Return the number of lines holding "panel", with nothing added.

═════ Data records

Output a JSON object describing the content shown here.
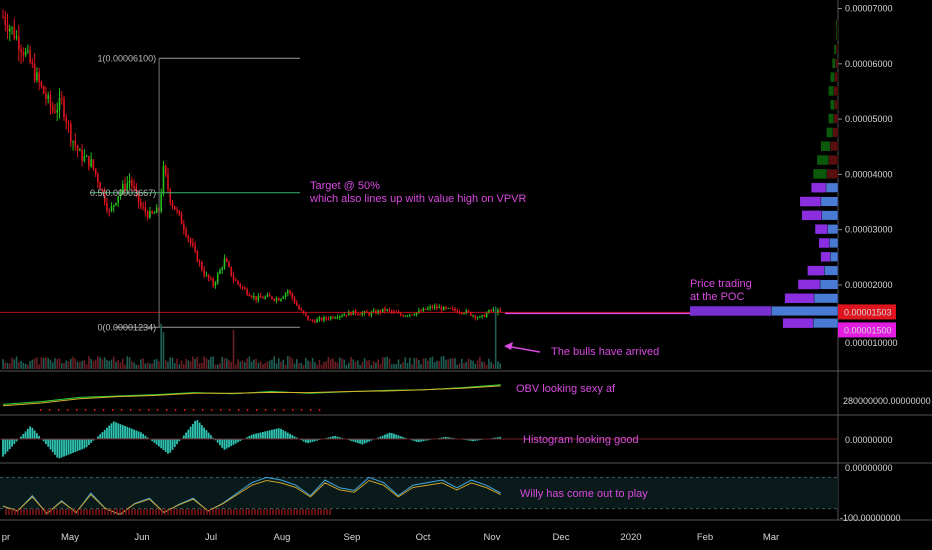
{
  "chart_data": [
    {
      "type": "candlestick",
      "panel": "price",
      "title": "",
      "x_ticks": [
        "pr",
        "May",
        "Jun",
        "Jul",
        "Aug",
        "Sep",
        "Oct",
        "Nov",
        "Dec",
        "2020",
        "Feb",
        "Mar"
      ],
      "y_ticks": [
        "0.00007000",
        "0.00006000",
        "0.00005000",
        "0.00004000",
        "0.00003000",
        "0.00002000"
      ],
      "ylim": [
        9.5e-06,
        7.1e-05
      ],
      "close_path": [
        [
          "2019-04-01",
          6.85e-05
        ],
        [
          "2019-04-06",
          6.55e-05
        ],
        [
          "2019-04-12",
          6.1e-05
        ],
        [
          "2019-04-18",
          5.55e-05
        ],
        [
          "2019-04-23",
          5.15e-05
        ],
        [
          "2019-04-27",
          5.3e-05
        ],
        [
          "2019-05-01",
          4.7e-05
        ],
        [
          "2019-05-05",
          4.35e-05
        ],
        [
          "2019-05-10",
          4.2e-05
        ],
        [
          "2019-05-14",
          3.8e-05
        ],
        [
          "2019-05-18",
          3.3e-05
        ],
        [
          "2019-05-22",
          3.65e-05
        ],
        [
          "2019-05-27",
          3.9e-05
        ],
        [
          "2019-06-01",
          3.4e-05
        ],
        [
          "2019-06-05",
          3.25e-05
        ],
        [
          "2019-06-09",
          3.35e-05
        ],
        [
          "2019-06-11",
          4.1e-05
        ],
        [
          "2019-06-14",
          3.55e-05
        ],
        [
          "2019-06-20",
          3.05e-05
        ],
        [
          "2019-06-25",
          2.55e-05
        ],
        [
          "2019-06-29",
          2.2e-05
        ],
        [
          "2019-07-03",
          2e-05
        ],
        [
          "2019-07-08",
          2.45e-05
        ],
        [
          "2019-07-12",
          2.1e-05
        ],
        [
          "2019-07-17",
          1.9e-05
        ],
        [
          "2019-07-22",
          1.75e-05
        ],
        [
          "2019-07-27",
          1.78e-05
        ],
        [
          "2019-08-01",
          1.75e-05
        ],
        [
          "2019-08-05",
          1.9e-05
        ],
        [
          "2019-08-10",
          1.55e-05
        ],
        [
          "2019-08-15",
          1.34e-05
        ],
        [
          "2019-08-20",
          1.38e-05
        ],
        [
          "2019-08-27",
          1.45e-05
        ],
        [
          "2019-09-03",
          1.5e-05
        ],
        [
          "2019-09-10",
          1.48e-05
        ],
        [
          "2019-09-17",
          1.55e-05
        ],
        [
          "2019-09-24",
          1.45e-05
        ],
        [
          "2019-10-01",
          1.5e-05
        ],
        [
          "2019-10-08",
          1.6e-05
        ],
        [
          "2019-10-15",
          1.55e-05
        ],
        [
          "2019-10-22",
          1.52e-05
        ],
        [
          "2019-10-29",
          1.4e-05
        ],
        [
          "2019-11-03",
          1.55e-05
        ],
        [
          "2019-11-07",
          1.5e-05
        ]
      ],
      "volume_profile_levels": [
        {
          "price": 6.7e-05,
          "size": 1
        },
        {
          "price": 6.5e-05,
          "size": 1
        },
        {
          "price": 6.25e-05,
          "size": 2
        },
        {
          "price": 6e-05,
          "size": 3
        },
        {
          "price": 5.75e-05,
          "size": 4
        },
        {
          "price": 5.5e-05,
          "size": 5
        },
        {
          "price": 5.25e-05,
          "size": 4
        },
        {
          "price": 5e-05,
          "size": 5
        },
        {
          "price": 4.75e-05,
          "size": 6
        },
        {
          "price": 4.5e-05,
          "size": 9
        },
        {
          "price": 4.25e-05,
          "size": 11
        },
        {
          "price": 4e-05,
          "size": 13
        },
        {
          "price": 3.75e-05,
          "size": 14
        },
        {
          "price": 3.5e-05,
          "size": 20
        },
        {
          "price": 3.25e-05,
          "size": 19
        },
        {
          "price": 3e-05,
          "size": 12
        },
        {
          "price": 2.75e-05,
          "size": 10
        },
        {
          "price": 2.5e-05,
          "size": 9
        },
        {
          "price": 2.25e-05,
          "size": 16
        },
        {
          "price": 2e-05,
          "size": 21
        },
        {
          "price": 1.75e-05,
          "size": 28
        },
        {
          "price": 1.52e-05,
          "size": 78
        },
        {
          "price": 1.3e-05,
          "size": 29
        }
      ],
      "fib_levels": [
        {
          "label": "1(0.00006100)",
          "price": 6.1e-05
        },
        {
          "label": "0.5(0.00003667)",
          "price": 3.667e-05
        },
        {
          "label": "0(0.00001234)",
          "price": 1.234e-05
        }
      ],
      "price_badges": [
        {
          "text": "0.00001503",
          "price": 1.503e-05,
          "color": "#e0141e"
        },
        {
          "text": "0.00001500",
          "price": 1.5e-05,
          "color": "#e21ce0"
        }
      ],
      "partial_tick": "0.000010000",
      "annotations": [
        {
          "id": "target",
          "lines": [
            "Target @ 50%",
            "which also lines up with value high on VPVR"
          ]
        },
        {
          "id": "price_trading",
          "lines": [
            "Price trading",
            "at the POC"
          ]
        },
        {
          "id": "bulls",
          "lines": [
            "The bulls have arrived"
          ]
        }
      ]
    },
    {
      "type": "bar",
      "panel": "volume",
      "title": "",
      "note": "volume spikes",
      "spike_dates": [
        "2019-06-10",
        "2019-06-11",
        "2019-07-12",
        "2019-11-05"
      ]
    },
    {
      "type": "line",
      "panel": "OBV",
      "title": "",
      "y_tick": "280000000.00000000",
      "annotation": "OBV looking sexy af",
      "series": [
        {
          "values": [
            0.2,
            0.3,
            0.45,
            0.5,
            0.55,
            0.62,
            0.58,
            0.66,
            0.6,
            0.65,
            0.7,
            0.72,
            0.8,
            0.9
          ]
        },
        {
          "values": [
            0.15,
            0.25,
            0.4,
            0.48,
            0.52,
            0.6,
            0.6,
            0.63,
            0.62,
            0.66,
            0.68,
            0.72,
            0.78,
            0.86
          ]
        }
      ]
    },
    {
      "type": "bar",
      "panel": "MACD histogram",
      "title": "",
      "y_tick": "0.00000000",
      "annotation": "Histogram looking good",
      "values": [
        -0.8,
        0.6,
        -0.9,
        -0.4,
        0.8,
        0.3,
        -0.7,
        0.9,
        -0.5,
        0.2,
        0.5,
        -0.2,
        0.15,
        -0.25,
        0.3,
        -0.15,
        0.1,
        -0.1,
        0.1
      ]
    },
    {
      "type": "line",
      "panel": "Williams %R",
      "title": "",
      "y_ticks": [
        "0.00000000",
        "-100.00000000"
      ],
      "ylim": [
        -100,
        0
      ],
      "annotation": "Willy has come out to play",
      "values": [
        -75,
        -85,
        -55,
        -90,
        -65,
        -88,
        -50,
        -80,
        -92,
        -70,
        -60,
        -88,
        -72,
        -60,
        -85,
        -70,
        -50,
        -30,
        -20,
        -25,
        -35,
        -55,
        -25,
        -40,
        -45,
        -20,
        -30,
        -55,
        -35,
        -30,
        -25,
        -40,
        -25,
        -35,
        -50
      ]
    }
  ],
  "colors": {
    "background": "#000000",
    "up_candle": "#26c11c",
    "down_candle": "#e0141e",
    "histogram": "#2fc4b2",
    "annotation": "#d94adf",
    "vpvr_poc": "#7a2fd0",
    "vpvr_blue": "#4a7bd4",
    "vpvr_green": "#0b5a0b",
    "vpvr_red": "#5a1010"
  }
}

══════════

Correct response. 5